◆ **Work to complete**: Without altering anything, repeat each of the records.
******
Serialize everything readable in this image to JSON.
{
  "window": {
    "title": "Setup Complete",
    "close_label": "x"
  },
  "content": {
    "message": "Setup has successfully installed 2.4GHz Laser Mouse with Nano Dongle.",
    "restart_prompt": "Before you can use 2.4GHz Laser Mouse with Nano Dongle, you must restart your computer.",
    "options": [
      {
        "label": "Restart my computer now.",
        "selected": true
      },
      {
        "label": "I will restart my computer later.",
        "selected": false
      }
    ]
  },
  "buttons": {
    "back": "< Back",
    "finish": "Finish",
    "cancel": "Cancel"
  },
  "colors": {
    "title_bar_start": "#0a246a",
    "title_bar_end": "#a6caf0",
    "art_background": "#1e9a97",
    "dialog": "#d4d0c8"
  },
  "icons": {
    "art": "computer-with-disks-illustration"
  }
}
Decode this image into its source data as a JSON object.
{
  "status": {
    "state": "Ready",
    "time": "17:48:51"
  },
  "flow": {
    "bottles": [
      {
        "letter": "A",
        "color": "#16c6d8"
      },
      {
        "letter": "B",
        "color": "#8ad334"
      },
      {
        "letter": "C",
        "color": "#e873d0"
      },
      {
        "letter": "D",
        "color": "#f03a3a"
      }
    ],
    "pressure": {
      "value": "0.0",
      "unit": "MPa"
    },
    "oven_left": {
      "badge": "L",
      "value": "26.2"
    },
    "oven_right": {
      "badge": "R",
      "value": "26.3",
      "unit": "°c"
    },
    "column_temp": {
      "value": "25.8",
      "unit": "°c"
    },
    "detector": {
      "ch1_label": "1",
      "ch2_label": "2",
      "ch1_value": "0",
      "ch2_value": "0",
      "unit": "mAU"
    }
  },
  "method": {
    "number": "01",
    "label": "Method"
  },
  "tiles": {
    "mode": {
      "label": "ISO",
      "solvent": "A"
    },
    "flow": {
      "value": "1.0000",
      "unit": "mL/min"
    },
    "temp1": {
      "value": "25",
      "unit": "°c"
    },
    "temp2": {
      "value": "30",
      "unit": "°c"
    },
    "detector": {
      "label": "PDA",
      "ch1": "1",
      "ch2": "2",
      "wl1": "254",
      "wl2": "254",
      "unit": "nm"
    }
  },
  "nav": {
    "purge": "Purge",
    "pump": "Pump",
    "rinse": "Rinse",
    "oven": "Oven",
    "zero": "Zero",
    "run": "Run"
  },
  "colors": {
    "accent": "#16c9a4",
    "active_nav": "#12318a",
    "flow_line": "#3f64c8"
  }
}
******
◆ **Answer to this task**:
Serialize everything readable in this image to JSON.
{
  "window": {
    "title": "Setup Complete",
    "close_label": "x"
  },
  "content": {
    "message": "Setup has successfully installed 2.4GHz Laser Mouse with Nano Dongle.",
    "restart_prompt": "Before you can use 2.4GHz Laser Mouse with Nano Dongle, you must restart your computer.",
    "options": [
      {
        "label": "Restart my computer now.",
        "selected": true
      },
      {
        "label": "I will restart my computer later.",
        "selected": false
      }
    ]
  },
  "buttons": {
    "back": "< Back",
    "finish": "Finish",
    "cancel": "Cancel"
  },
  "colors": {
    "title_bar_start": "#0a246a",
    "title_bar_end": "#a6caf0",
    "art_background": "#1e9a97",
    "dialog": "#d4d0c8"
  },
  "icons": {
    "art": "computer-with-disks-illustration"
  }
}
Decode this image into its source data as a JSON object.
{
  "status": {
    "state": "Ready",
    "time": "17:48:51"
  },
  "flow": {
    "bottles": [
      {
        "letter": "A",
        "color": "#16c6d8"
      },
      {
        "letter": "B",
        "color": "#8ad334"
      },
      {
        "letter": "C",
        "color": "#e873d0"
      },
      {
        "letter": "D",
        "color": "#f03a3a"
      }
    ],
    "pressure": {
      "value": "0.0",
      "unit": "MPa"
    },
    "oven_left": {
      "badge": "L",
      "value": "26.2"
    },
    "oven_right": {
      "badge": "R",
      "value": "26.3",
      "unit": "°c"
    },
    "column_temp": {
      "value": "25.8",
      "unit": "°c"
    },
    "detector": {
      "ch1_label": "1",
      "ch2_label": "2",
      "ch1_value": "0",
      "ch2_value": "0",
      "unit": "mAU"
    }
  },
  "method": {
    "number": "01",
    "label": "Method"
  },
  "tiles": {
    "mode": {
      "label": "ISO",
      "solvent": "A"
    },
    "flow": {
      "value": "1.0000",
      "unit": "mL/min"
    },
    "temp1": {
      "value": "25",
      "unit": "°c"
    },
    "temp2": {
      "value": "30",
      "unit": "°c"
    },
    "detector": {
      "label": "PDA",
      "ch1": "1",
      "ch2": "2",
      "wl1": "254",
      "wl2": "254",
      "unit": "nm"
    }
  },
  "nav": {
    "purge": "Purge",
    "pump": "Pump",
    "rinse": "Rinse",
    "oven": "Oven",
    "zero": "Zero",
    "run": "Run"
  },
  "colors": {
    "accent": "#16c9a4",
    "active_nav": "#12318a",
    "flow_line": "#3f64c8"
  }
}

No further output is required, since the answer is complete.